[Stored data entries]

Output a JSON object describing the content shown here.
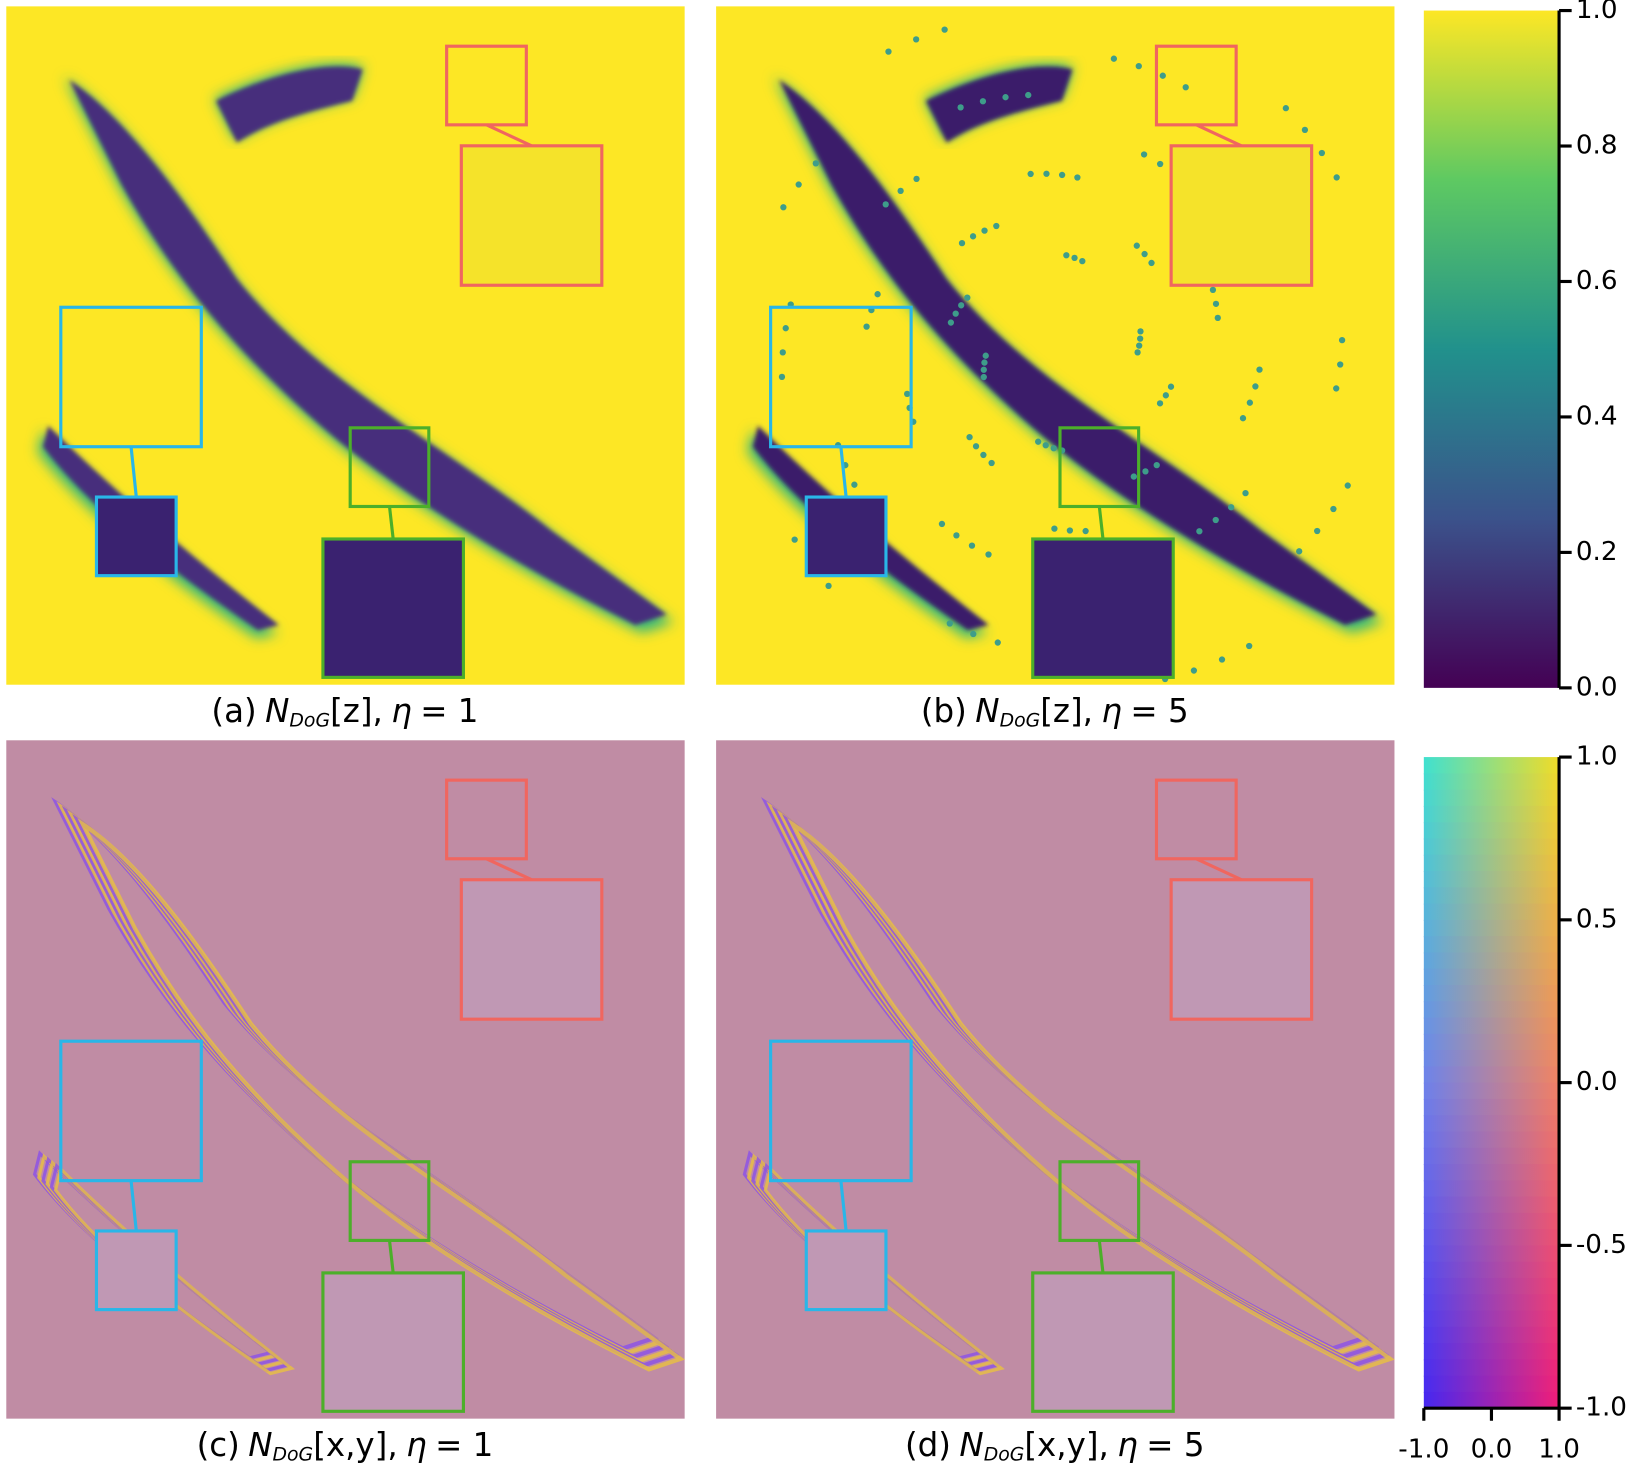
{
  "panels": [
    {
      "label": "(a)",
      "symbol": "N",
      "subscript": "DoG",
      "argument": "[z],",
      "parameter": "η",
      "setting": "= 1"
    },
    {
      "label": "(b)",
      "symbol": "N",
      "subscript": "DoG",
      "argument": "[z],",
      "parameter": "η",
      "setting": "= 5"
    },
    {
      "label": "(c)",
      "symbol": "N",
      "subscript": "DoG",
      "argument": "[x,y],",
      "parameter": "η",
      "setting": "= 1"
    },
    {
      "label": "(d)",
      "symbol": "N",
      "subscript": "DoG",
      "argument": "[x,y],",
      "parameter": "η",
      "setting": "= 5"
    }
  ],
  "colorbars": [
    {
      "ylim": [
        0,
        1
      ],
      "yticks": [
        {
          "value": 0,
          "label": "0.0"
        },
        {
          "value": 0.2,
          "label": "0.2"
        },
        {
          "value": 0.4,
          "label": "0.4"
        },
        {
          "value": 0.6,
          "label": "0.6"
        },
        {
          "value": 0.8,
          "label": "0.8"
        },
        {
          "value": 1,
          "label": "1.0"
        }
      ]
    },
    {
      "ylim": [
        -1,
        1
      ],
      "yticks": [
        {
          "value": -1,
          "label": "-1.0"
        },
        {
          "value": -0.5,
          "label": "-0.5"
        },
        {
          "value": 0,
          "label": "0.0"
        },
        {
          "value": 0.5,
          "label": "0.5"
        },
        {
          "value": 1,
          "label": "1.0"
        }
      ],
      "xlim": [
        -1,
        1
      ],
      "xticks": [
        {
          "value": -1,
          "label": "-1.0"
        },
        {
          "value": 0,
          "label": "0.0"
        },
        {
          "value": 1,
          "label": "1.0"
        }
      ]
    }
  ]
}
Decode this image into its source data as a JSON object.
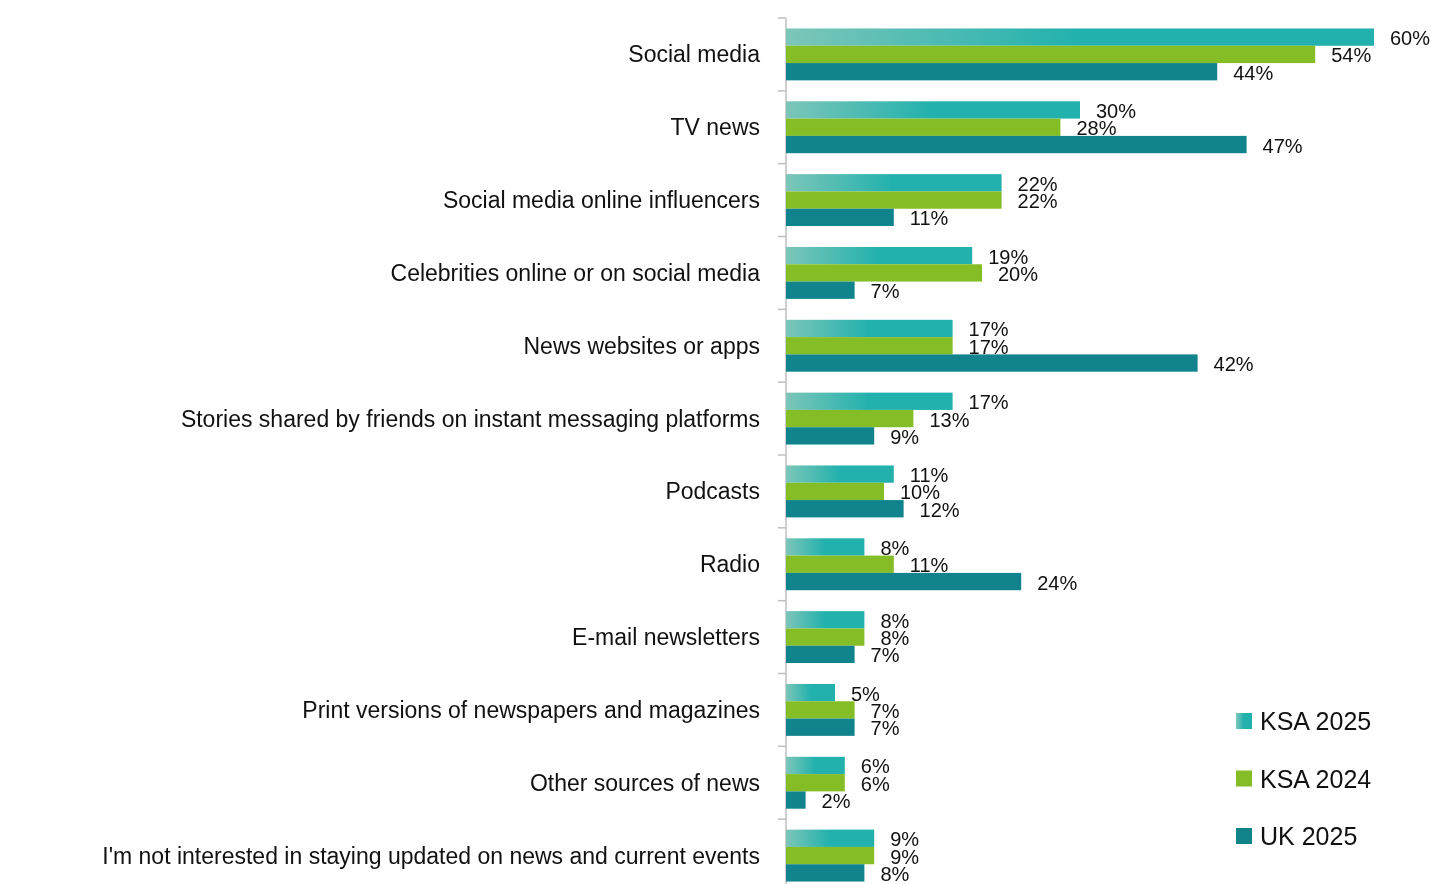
{
  "chart_data": {
    "type": "bar",
    "orientation": "horizontal",
    "categories": [
      "Social media",
      "TV news",
      "Social media online influencers",
      "Celebrities online or on social media",
      "News websites or apps",
      "Stories shared by friends on instant messaging platforms",
      "Podcasts",
      "Radio",
      "E-mail newsletters",
      "Print versions of newspapers and magazines",
      "Other sources of news",
      "I'm not interested in staying updated on news and current events"
    ],
    "series": [
      {
        "name": "KSA 2025",
        "color": "#22b1ad",
        "values": [
          60,
          30,
          22,
          19,
          17,
          17,
          11,
          8,
          8,
          5,
          6,
          9
        ],
        "value_labels": [
          "60%",
          "30%",
          "22%",
          "19%",
          "17%",
          "17%",
          "11%",
          "8%",
          "8%",
          "5%",
          "6%",
          "9%"
        ]
      },
      {
        "name": "KSA 2024",
        "color": "#84bd26",
        "values": [
          54,
          28,
          22,
          20,
          17,
          13,
          10,
          11,
          8,
          7,
          6,
          9
        ],
        "value_labels": [
          "54%",
          "28%",
          "22%",
          "20%",
          "17%",
          "13%",
          "10%",
          "11%",
          "8%",
          "7%",
          "6%",
          "9%"
        ]
      },
      {
        "name": "UK 2025",
        "color": "#10838c",
        "values": [
          44,
          47,
          11,
          7,
          42,
          9,
          12,
          24,
          7,
          7,
          2,
          8
        ],
        "value_labels": [
          "44%",
          "47%",
          "11%",
          "7%",
          "42%",
          "9%",
          "12%",
          "24%",
          "7%",
          "7%",
          "2%",
          "8%"
        ]
      }
    ],
    "legend": "bottom right"
  }
}
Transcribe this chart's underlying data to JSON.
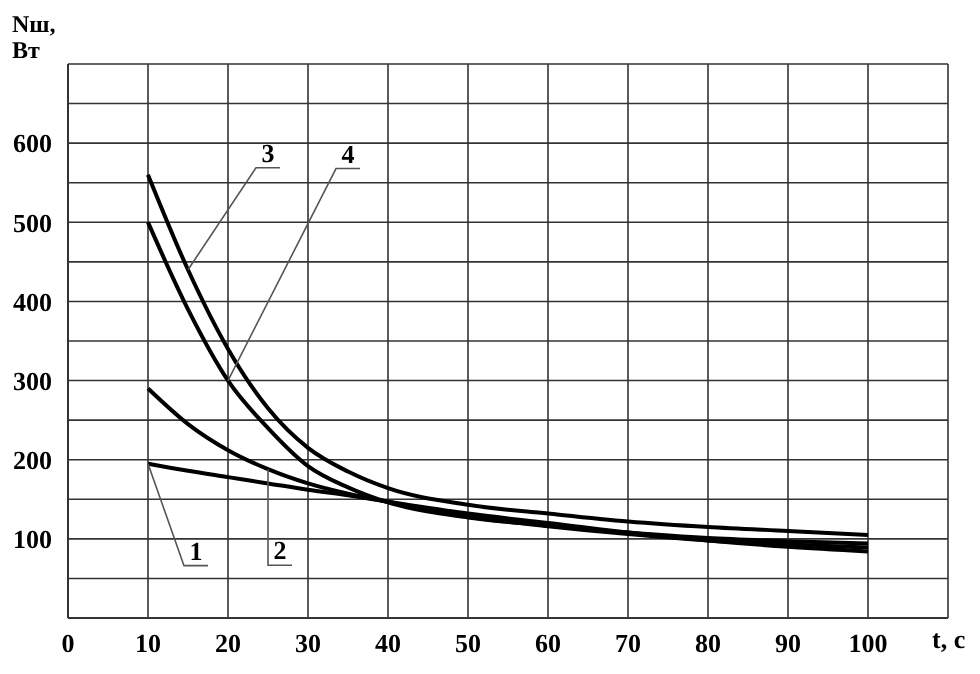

# Task statement
Check every line of the listing for the string "online" and report how many lines have it, as a number alone.

# Solution
2